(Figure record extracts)
* * * * *

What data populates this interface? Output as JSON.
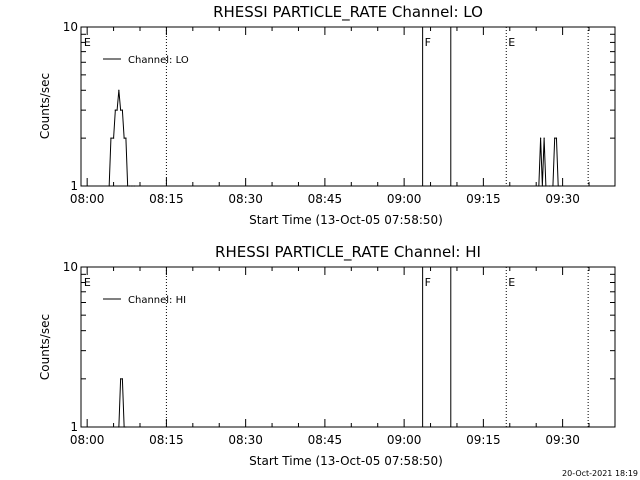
{
  "chart_data": [
    {
      "type": "line",
      "title": "RHESSI PARTICLE_RATE Channel: LO",
      "xlabel": "Start Time (13-Oct-05 07:58:50)",
      "ylabel": "Counts/sec",
      "yscale": "log",
      "ylim": [
        1,
        10
      ],
      "y_ticks": [
        {
          "v": 1,
          "label": "1"
        },
        {
          "v": 10,
          "label": "10"
        }
      ],
      "x_ticks": [
        "08:00",
        "08:15",
        "08:30",
        "08:45",
        "09:00",
        "09:15",
        "09:30"
      ],
      "legend": {
        "entry": "Channel: LO",
        "position": "top-left"
      },
      "event_markers": [
        {
          "time": "07:59:00",
          "label": "E",
          "style": "none"
        },
        {
          "time": "08:15:00",
          "label": "",
          "style": "dotted"
        },
        {
          "time": "09:03:30",
          "label": "F",
          "style": "solid"
        },
        {
          "time": "09:08:50",
          "label": "",
          "style": "solid"
        },
        {
          "time": "09:19:20",
          "label": "E",
          "style": "dotted"
        },
        {
          "time": "09:34:50",
          "label": "",
          "style": "dotted"
        }
      ],
      "series": [
        {
          "x": [
            "08:04:10",
            "08:04:30",
            "08:05:00",
            "08:05:20",
            "08:05:40",
            "08:06:00",
            "08:06:20",
            "08:06:40",
            "08:07:00",
            "08:07:20",
            "08:07:40",
            "08:08:00",
            "08:08:20",
            "08:08:40",
            "08:09:00",
            "09:25:30",
            "09:25:50",
            "09:26:10",
            "09:26:30",
            "09:26:50",
            "09:27:30",
            "09:28:10",
            "09:28:30",
            "09:28:50",
            "09:29:10",
            "09:29:30"
          ],
          "values": [
            1,
            2,
            2,
            3,
            3,
            4,
            3,
            3,
            2,
            2,
            1,
            1,
            1,
            1,
            1,
            1,
            2,
            1,
            2,
            1,
            1,
            1,
            2,
            2,
            1,
            1
          ]
        }
      ]
    },
    {
      "type": "line",
      "title": "RHESSI PARTICLE_RATE Channel: HI",
      "xlabel": "Start Time (13-Oct-05 07:58:50)",
      "ylabel": "Counts/sec",
      "yscale": "log",
      "ylim": [
        1,
        10
      ],
      "y_ticks": [
        {
          "v": 1,
          "label": "1"
        },
        {
          "v": 10,
          "label": "10"
        }
      ],
      "x_ticks": [
        "08:00",
        "08:15",
        "08:30",
        "08:45",
        "09:00",
        "09:15",
        "09:30"
      ],
      "legend": {
        "entry": "Channel: HI",
        "position": "top-left"
      },
      "event_markers": [
        {
          "time": "07:59:00",
          "label": "E",
          "style": "none"
        },
        {
          "time": "08:15:00",
          "label": "",
          "style": "dotted"
        },
        {
          "time": "09:03:30",
          "label": "F",
          "style": "solid"
        },
        {
          "time": "09:08:50",
          "label": "",
          "style": "solid"
        },
        {
          "time": "09:19:20",
          "label": "E",
          "style": "dotted"
        },
        {
          "time": "09:34:50",
          "label": "",
          "style": "dotted"
        }
      ],
      "series": [
        {
          "x": [
            "08:06:00",
            "08:06:20",
            "08:06:40",
            "08:07:00",
            "08:07:20"
          ],
          "values": [
            1,
            2,
            2,
            1,
            1
          ]
        }
      ]
    }
  ],
  "timestamp": "20-Oct-2021 18:19"
}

* * * * *

• Task prompt: Strip the images and reproduce the remaining records precisely.

• In response:
What data populates this interface? Output as JSON.
{
  "chart_data": [
    {
      "type": "line",
      "title": "RHESSI PARTICLE_RATE Channel: LO",
      "xlabel": "Start Time (13-Oct-05 07:58:50)",
      "ylabel": "Counts/sec",
      "yscale": "log",
      "ylim": [
        1,
        10
      ],
      "y_ticks": [
        {
          "v": 1,
          "label": "1"
        },
        {
          "v": 10,
          "label": "10"
        }
      ],
      "x_ticks": [
        "08:00",
        "08:15",
        "08:30",
        "08:45",
        "09:00",
        "09:15",
        "09:30"
      ],
      "legend": {
        "entry": "Channel: LO",
        "position": "top-left"
      },
      "event_markers": [
        {
          "time": "07:59:00",
          "label": "E",
          "style": "none"
        },
        {
          "time": "08:15:00",
          "label": "",
          "style": "dotted"
        },
        {
          "time": "09:03:30",
          "label": "F",
          "style": "solid"
        },
        {
          "time": "09:08:50",
          "label": "",
          "style": "solid"
        },
        {
          "time": "09:19:20",
          "label": "E",
          "style": "dotted"
        },
        {
          "time": "09:34:50",
          "label": "",
          "style": "dotted"
        }
      ],
      "series": [
        {
          "x": [
            "08:04:10",
            "08:04:30",
            "08:05:00",
            "08:05:20",
            "08:05:40",
            "08:06:00",
            "08:06:20",
            "08:06:40",
            "08:07:00",
            "08:07:20",
            "08:07:40",
            "08:08:00",
            "08:08:20",
            "08:08:40",
            "08:09:00",
            "09:25:30",
            "09:25:50",
            "09:26:10",
            "09:26:30",
            "09:26:50",
            "09:27:30",
            "09:28:10",
            "09:28:30",
            "09:28:50",
            "09:29:10",
            "09:29:30"
          ],
          "values": [
            1,
            2,
            2,
            3,
            3,
            4,
            3,
            3,
            2,
            2,
            1,
            1,
            1,
            1,
            1,
            1,
            2,
            1,
            2,
            1,
            1,
            1,
            2,
            2,
            1,
            1
          ]
        }
      ]
    },
    {
      "type": "line",
      "title": "RHESSI PARTICLE_RATE Channel: HI",
      "xlabel": "Start Time (13-Oct-05 07:58:50)",
      "ylabel": "Counts/sec",
      "yscale": "log",
      "ylim": [
        1,
        10
      ],
      "y_ticks": [
        {
          "v": 1,
          "label": "1"
        },
        {
          "v": 10,
          "label": "10"
        }
      ],
      "x_ticks": [
        "08:00",
        "08:15",
        "08:30",
        "08:45",
        "09:00",
        "09:15",
        "09:30"
      ],
      "legend": {
        "entry": "Channel: HI",
        "position": "top-left"
      },
      "event_markers": [
        {
          "time": "07:59:00",
          "label": "E",
          "style": "none"
        },
        {
          "time": "08:15:00",
          "label": "",
          "style": "dotted"
        },
        {
          "time": "09:03:30",
          "label": "F",
          "style": "solid"
        },
        {
          "time": "09:08:50",
          "label": "",
          "style": "solid"
        },
        {
          "time": "09:19:20",
          "label": "E",
          "style": "dotted"
        },
        {
          "time": "09:34:50",
          "label": "",
          "style": "dotted"
        }
      ],
      "series": [
        {
          "x": [
            "08:06:00",
            "08:06:20",
            "08:06:40",
            "08:07:00",
            "08:07:20"
          ],
          "values": [
            1,
            2,
            2,
            1,
            1
          ]
        }
      ]
    }
  ],
  "timestamp": "20-Oct-2021 18:19"
}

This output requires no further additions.